== Records for this task ==
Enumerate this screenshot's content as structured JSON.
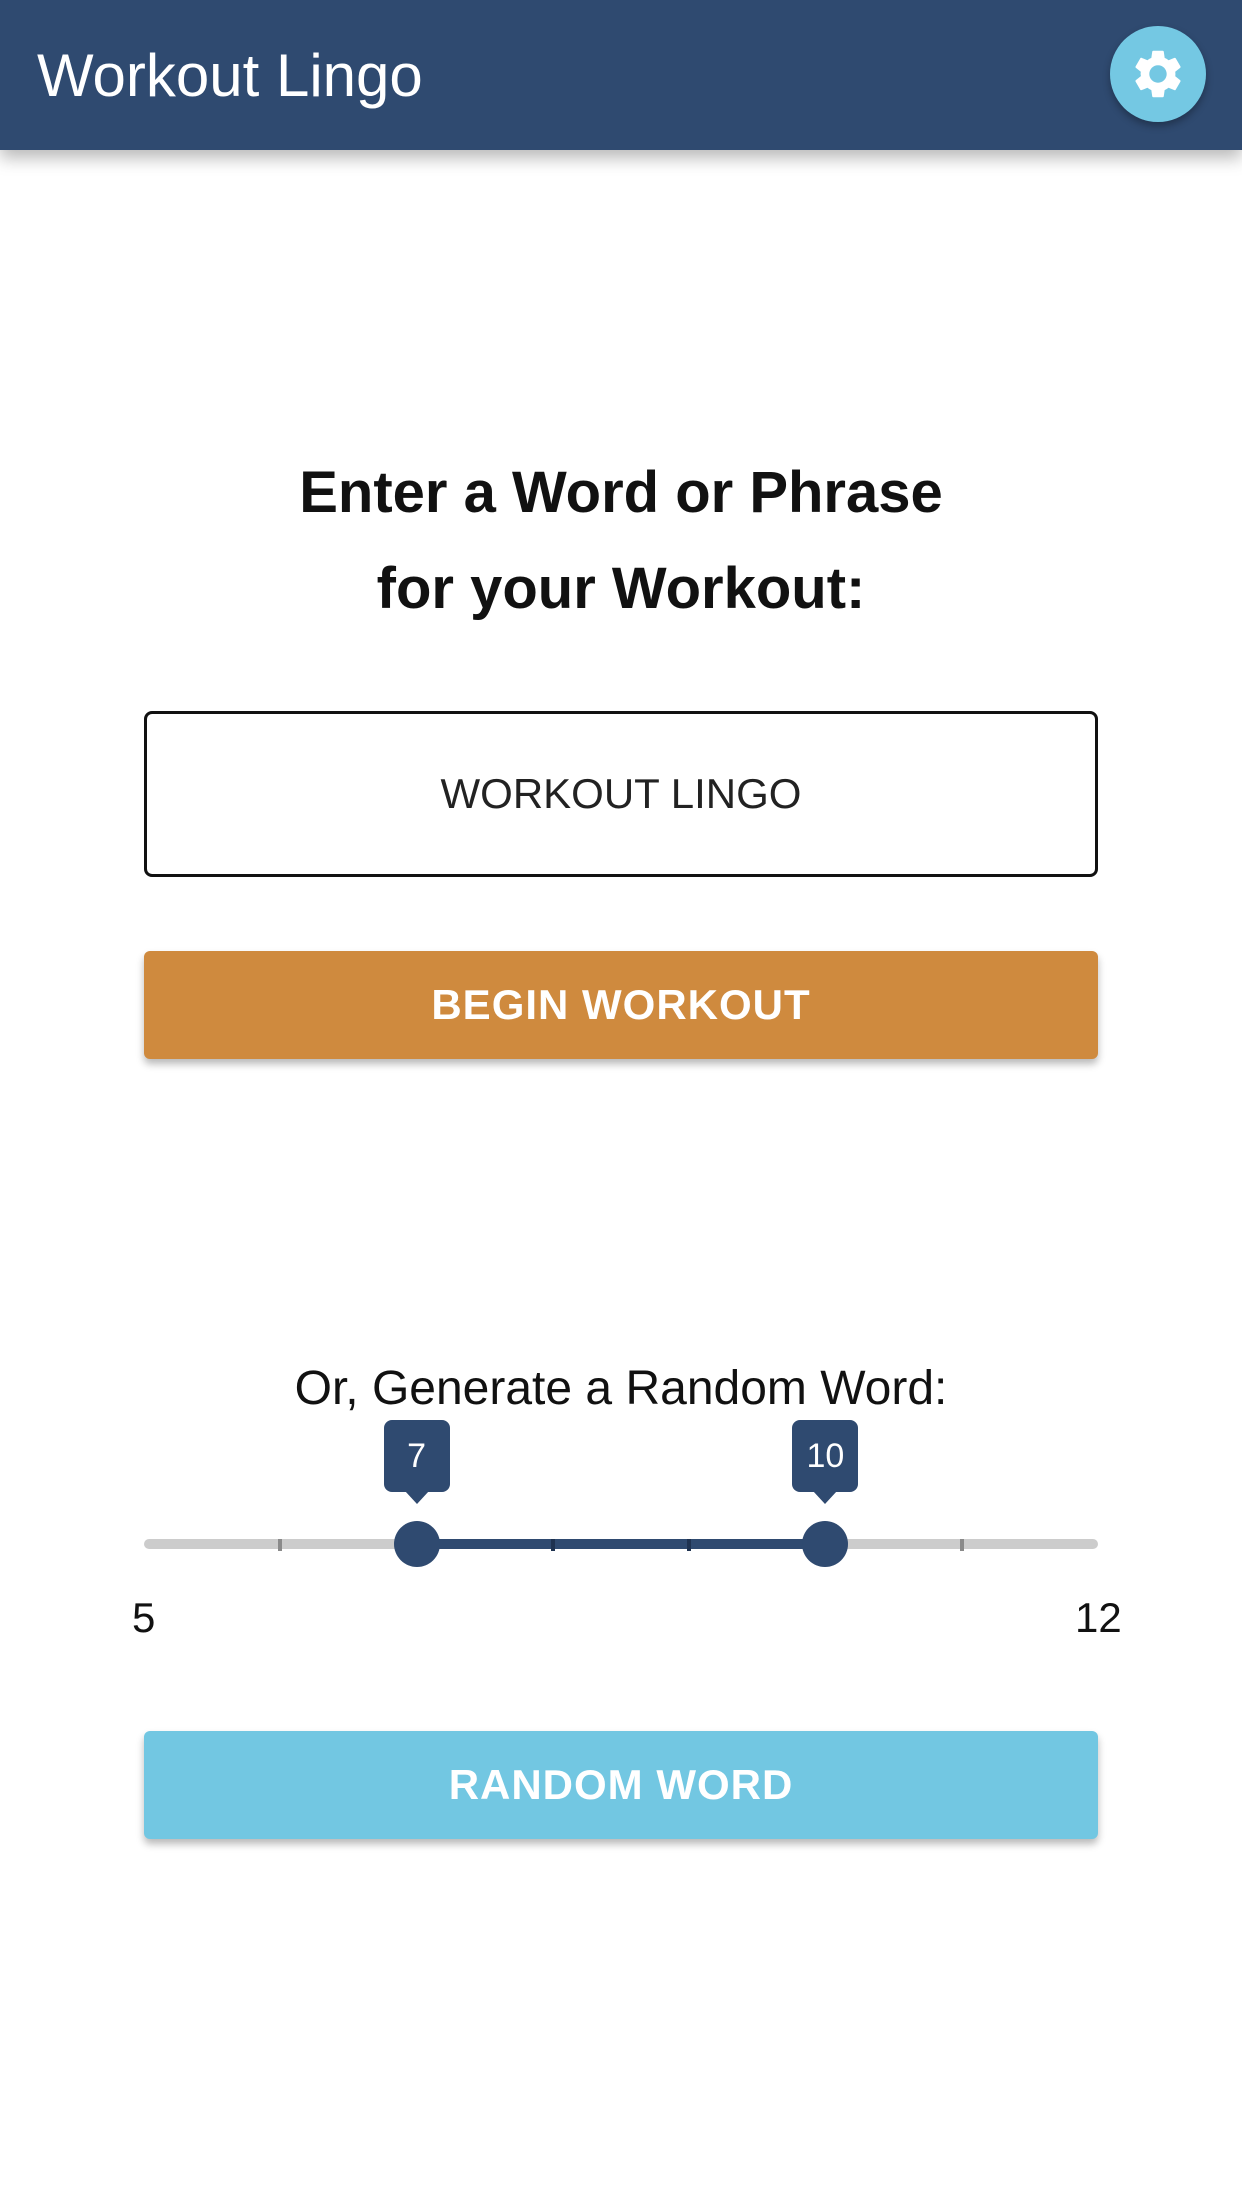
{
  "app_bar": {
    "title": "Workout Lingo",
    "settings_icon": "gear-icon",
    "color": "#2f4a70",
    "settings_color": "#74c8e3"
  },
  "main": {
    "heading_line1": "Enter a Word or Phrase",
    "heading_line2": "for your Workout:",
    "word_input": {
      "value": "WORKOUT LINGO",
      "placeholder": ""
    },
    "begin_button": {
      "label": "BEGIN WORKOUT",
      "color": "#cf8a3e"
    }
  },
  "random": {
    "label": "Or, Generate a Random Word:",
    "slider": {
      "min": 5,
      "max": 12,
      "low": 7,
      "high": 10,
      "min_label": "5",
      "max_label": "12",
      "low_label": "7",
      "high_label": "10"
    },
    "random_button": {
      "label": "RANDOM WORD",
      "color": "#72c7e2"
    }
  }
}
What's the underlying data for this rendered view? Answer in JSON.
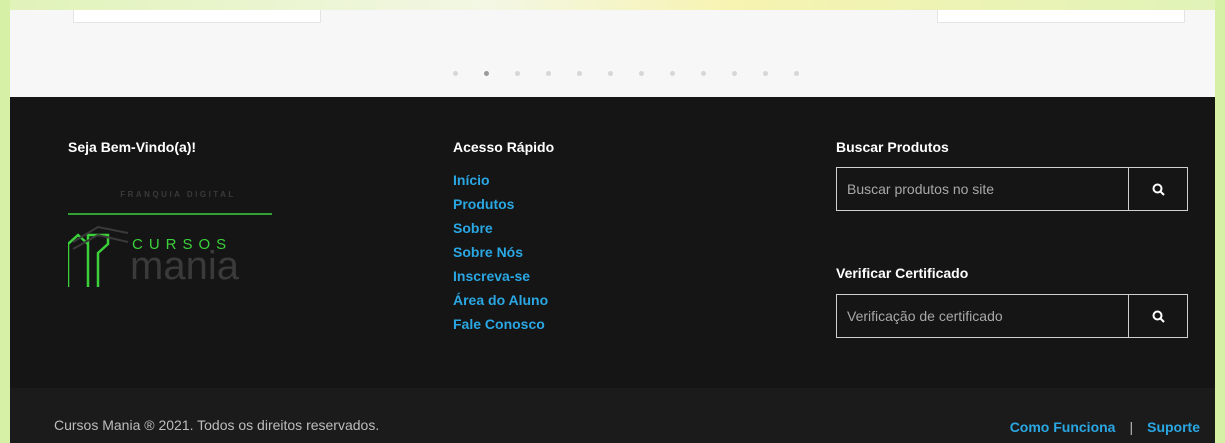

== Exercise ==
Would you set down the listing exactly, omitting pictures?

== Response to the exercise ==
Enumerate this screenshot's content as structured JSON.
{
  "app_bar": {
    "title": "Workout Lingo",
    "settings_icon": "gear-icon",
    "color": "#2f4a70",
    "settings_color": "#74c8e3"
  },
  "main": {
    "heading_line1": "Enter a Word or Phrase",
    "heading_line2": "for your Workout:",
    "word_input": {
      "value": "WORKOUT LINGO",
      "placeholder": ""
    },
    "begin_button": {
      "label": "BEGIN WORKOUT",
      "color": "#cf8a3e"
    }
  },
  "random": {
    "label": "Or, Generate a Random Word:",
    "slider": {
      "min": 5,
      "max": 12,
      "low": 7,
      "high": 10,
      "min_label": "5",
      "max_label": "12",
      "low_label": "7",
      "high_label": "10"
    },
    "random_button": {
      "label": "RANDOM WORD",
      "color": "#72c7e2"
    }
  }
}
What's the underlying data for this rendered view? Answer in JSON.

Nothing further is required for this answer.